══ Given entries ══

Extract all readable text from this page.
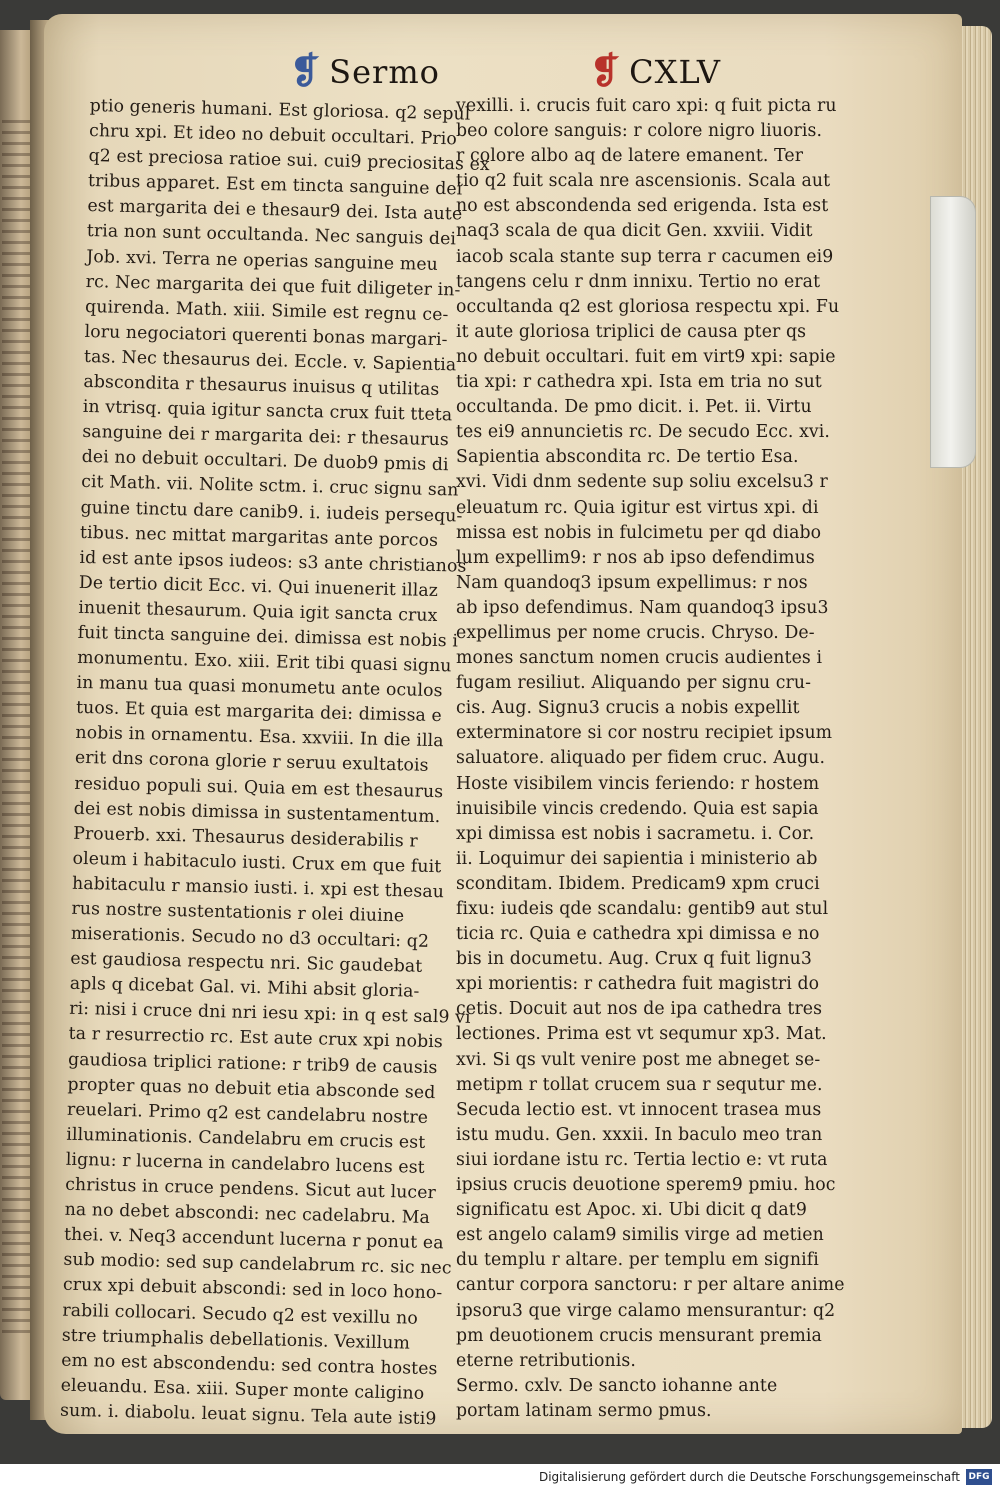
❡ Sermo	❡ CXLV
ptio generis humani. Est gloriosa. q2 sepul
chru xpi. Et ideo no debuit occultari. Prio
q2 est preciosa ratioe sui. cui9 preciositas ex
tribus apparet. Est em tincta sanguine dei
est margarita dei e thesaur9 dei. Ista aute
tria non sunt occultanda. Nec sanguis dei
Job. xvi. Terra ne operias sanguine meu
rc. Nec margarita dei que fuit diligeter in-
quirenda. Math. xiii. Simile est regnu ce-
loru negociatori querenti bonas margari-
tas. Nec thesaurus dei. Eccle. v. Sapientia
abscondita r thesaurus inuisus q utilitas
in vtrisq. quia igitur sancta crux fuit tteta
sanguine dei r margarita dei: r thesaurus
dei no debuit occultari. De duob9 pmis di
cit Math. vii. Nolite sctm. i. cruc signu san
guine tinctu dare canib9. i. iudeis persequ-
tibus. nec mittat margaritas ante porcos
id est ante ipsos iudeos: s3 ante christianos
De tertio dicit Ecc. vi. Qui inuenerit illaz
inuenit thesaurum. Quia igit sancta crux
fuit tincta sanguine dei. dimissa est nobis i
monumentu. Exo. xiii. Erit tibi quasi signu
in manu tua quasi monumetu ante oculos
tuos. Et quia est margarita dei: dimissa e
nobis in ornamentu. Esa. xxviii. In die illa
erit dns corona glorie r seruu exultatois
residuo populi sui. Quia em est thesaurus
dei est nobis dimissa in sustentamentum.
Prouerb. xxi. Thesaurus desiderabilis r
oleum i habitaculo iusti. Crux em que fuit
habitaculu r mansio iusti. i. xpi est thesau
rus nostre sustentationis r olei diuine
miserationis. Secudo no d3 occultari: q2
est gaudiosa respectu nri. Sic gaudebat
apls q dicebat Gal. vi. Mihi absit gloria-
ri: nisi i cruce dni nri iesu xpi: in q est sal9 vi
ta r resurrectio rc. Est aute crux xpi nobis
gaudiosa triplici ratione: r trib9 de causis
propter quas no debuit etia absconde sed
reuelari. Primo q2 est candelabru nostre
illuminationis. Candelabru em crucis est
lignu: r lucerna in candelabro lucens est
christus in cruce pendens. Sicut aut lucer
na no debet abscondi: nec cadelabru. Ma
thei. v. Neq3 accendunt lucerna r ponut ea
sub modio: sed sup candelabrum rc. sic nec
crux xpi debuit abscondi: sed in loco hono-
rabili collocari. Secudo q2 est vexillu no
stre triumphalis debellationis. Vexillum
em no est abscondendu: sed contra hostes
eleuandu. Esa. xiii. Super monte caligino
sum. i. diabolu. leuat signu. Tela aute isti9
vexilli. i. crucis fuit caro xpi: q fuit picta ru
beo colore sanguis: r colore nigro liuoris.
r colore albo aq de latere emanent. Ter
tio q2 fuit scala nre ascensionis. Scala aut
no est abscondenda sed erigenda. Ista est
naq3 scala de qua dicit Gen. xxviii. Vidit
iacob scala stante sup terra r cacumen ei9
tangens celu r dnm innixu. Tertio no erat
occultanda q2 est gloriosa respectu xpi. Fu
it aute gloriosa triplici de causa pter qs
no debuit occultari. fuit em virt9 xpi: sapie
tia xpi: r cathedra xpi. Ista em tria no sut
occultanda. De pmo dicit. i. Pet. ii. Virtu
tes ei9 annuncietis rc. De secudo Ecc. xvi.
Sapientia abscondita rc. De tertio Esa.
xvi. Vidi dnm sedente sup soliu excelsu3 r
eleuatum rc. Quia igitur est virtus xpi. di
missa est nobis in fulcimetu per qd diabo
lum expellim9: r nos ab ipso defendimus
Nam quandoq3 ipsum expellimus: r nos
ab ipso defendimus. Nam quandoq3 ipsu3
expellimus per nome crucis. Chryso. De-
mones sanctum nomen crucis audientes i
fugam resiliut. Aliquando per signu cru-
cis. Aug. Signu3 crucis a nobis expellit
exterminatore si cor nostru recipiet ipsum
saluatore. aliquado per fidem cruc. Augu.
Hoste visibilem vincis feriendo: r hostem
inuisibile vincis credendo. Quia est sapia
xpi dimissa est nobis i sacrametu. i. Cor.
ii. Loquimur dei sapientia i ministerio ab
sconditam. Ibidem. Predicam9 xpm cruci
fixu: iudeis qde scandalu: gentib9 aut stul
ticia rc. Quia e cathedra xpi dimissa e no
bis in documetu. Aug. Crux q fuit lignu3
xpi morientis: r cathedra fuit magistri do
cetis. Docuit aut nos de ipa cathedra tres
lectiones. Prima est vt sequmur xp3. Mat.
xvi. Si qs vult venire post me abneget se-
metipm r tollat crucem sua r sequtur me.
Secuda lectio est. vt innocent trasea mus
istu mudu. Gen. xxxii. In baculo meo tran
siui iordane istu rc. Tertia lectio e: vt ruta
ipsius crucis deuotione sperem9 pmiu. hoc
significatu est Apoc. xi. Ubi dicit q dat9
est angelo calam9 similis virge ad metien
du templu r altare. per templu em signifi
cantur corpora sanctoru: r per altare anime
ipsoru3 que virge calamo mensurantur: q2
pm deuotionem crucis mensurant premia
eterne retributionis.
Sermo. cxlv. De sancto iohanne ante
portam latinam sermo pmus.
Digitalisierung gefördert durch die Deutsche Forschungsgemeinschaft DFG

═══

### Exercise instructions
From the entries above, select each line containing the string "nostre".

### Output
rus nostre sustentationis r olei diuine
reuelari. Primo q2 est candelabru nostre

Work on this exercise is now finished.